- What the exercise asks: Copy each line below without leaving any out.

++++++++++

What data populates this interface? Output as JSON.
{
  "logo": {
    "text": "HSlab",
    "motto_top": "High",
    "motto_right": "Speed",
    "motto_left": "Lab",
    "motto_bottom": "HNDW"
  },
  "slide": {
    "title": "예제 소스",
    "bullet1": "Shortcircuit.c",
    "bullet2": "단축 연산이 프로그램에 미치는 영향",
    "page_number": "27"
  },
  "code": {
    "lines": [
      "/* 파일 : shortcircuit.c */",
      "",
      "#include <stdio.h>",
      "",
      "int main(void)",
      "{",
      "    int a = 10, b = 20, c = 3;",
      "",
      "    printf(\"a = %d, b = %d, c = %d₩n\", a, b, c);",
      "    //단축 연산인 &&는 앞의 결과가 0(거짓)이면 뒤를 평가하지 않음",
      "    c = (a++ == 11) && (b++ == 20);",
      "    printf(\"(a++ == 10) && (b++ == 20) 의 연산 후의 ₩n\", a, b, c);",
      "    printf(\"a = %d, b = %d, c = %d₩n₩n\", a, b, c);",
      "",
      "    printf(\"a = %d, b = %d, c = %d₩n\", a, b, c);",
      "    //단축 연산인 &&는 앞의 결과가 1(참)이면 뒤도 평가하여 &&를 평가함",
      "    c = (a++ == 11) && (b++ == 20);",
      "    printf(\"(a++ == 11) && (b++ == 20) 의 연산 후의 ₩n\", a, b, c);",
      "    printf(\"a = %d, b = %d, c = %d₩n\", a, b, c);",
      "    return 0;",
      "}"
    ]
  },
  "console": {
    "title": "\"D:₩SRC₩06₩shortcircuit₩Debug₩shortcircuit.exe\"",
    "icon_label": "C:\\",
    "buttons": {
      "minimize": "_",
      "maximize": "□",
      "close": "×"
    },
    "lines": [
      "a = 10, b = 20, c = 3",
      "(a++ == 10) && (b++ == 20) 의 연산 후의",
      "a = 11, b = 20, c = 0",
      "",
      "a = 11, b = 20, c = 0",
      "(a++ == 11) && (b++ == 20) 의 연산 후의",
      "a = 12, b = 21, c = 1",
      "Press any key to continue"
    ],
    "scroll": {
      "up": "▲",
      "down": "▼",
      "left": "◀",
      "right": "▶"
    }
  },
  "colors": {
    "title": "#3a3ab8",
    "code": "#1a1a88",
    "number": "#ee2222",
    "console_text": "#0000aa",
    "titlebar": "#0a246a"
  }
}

++++++++++

- Exercise output:
What data populates this interface? Output as JSON.
{
  "logo": {
    "text": "HSlab",
    "motto_top": "High",
    "motto_right": "Speed",
    "motto_left": "Lab",
    "motto_bottom": "HNDW"
  },
  "slide": {
    "title": "예제 소스",
    "bullet1": "Shortcircuit.c",
    "bullet2": "단축 연산이 프로그램에 미치는 영향",
    "page_number": "27"
  },
  "code": {
    "lines": [
      "/* 파일 : shortcircuit.c */",
      "",
      "#include <stdio.h>",
      "",
      "int main(void)",
      "{",
      "    int a = 10, b = 20, c = 3;",
      "",
      "    printf(\"a = %d, b = %d, c = %d₩n\", a, b, c);",
      "    //단축 연산인 &&는 앞의 결과가 0(거짓)이면 뒤를 평가하지 않음",
      "    c = (a++ == 11) && (b++ == 20);",
      "    printf(\"(a++ == 10) && (b++ == 20) 의 연산 후의 ₩n\", a, b, c);",
      "    printf(\"a = %d, b = %d, c = %d₩n₩n\", a, b, c);",
      "",
      "    printf(\"a = %d, b = %d, c = %d₩n\", a, b, c);",
      "    //단축 연산인 &&는 앞의 결과가 1(참)이면 뒤도 평가하여 &&를 평가함",
      "    c = (a++ == 11) && (b++ == 20);",
      "    printf(\"(a++ == 11) && (b++ == 20) 의 연산 후의 ₩n\", a, b, c);",
      "    printf(\"a = %d, b = %d, c = %d₩n\", a, b, c);",
      "    return 0;",
      "}"
    ]
  },
  "console": {
    "title": "\"D:₩SRC₩06₩shortcircuit₩Debug₩shortcircuit.exe\"",
    "icon_label": "C:\\",
    "buttons": {
      "minimize": "_",
      "maximize": "□",
      "close": "×"
    },
    "lines": [
      "a = 10, b = 20, c = 3",
      "(a++ == 10) && (b++ == 20) 의 연산 후의",
      "a = 11, b = 20, c = 0",
      "",
      "a = 11, b = 20, c = 0",
      "(a++ == 11) && (b++ == 20) 의 연산 후의",
      "a = 12, b = 21, c = 1",
      "Press any key to continue"
    ],
    "scroll": {
      "up": "▲",
      "down": "▼",
      "left": "◀",
      "right": "▶"
    }
  },
  "colors": {
    "title": "#3a3ab8",
    "code": "#1a1a88",
    "number": "#ee2222",
    "console_text": "#0000aa",
    "titlebar": "#0a246a"
  }
}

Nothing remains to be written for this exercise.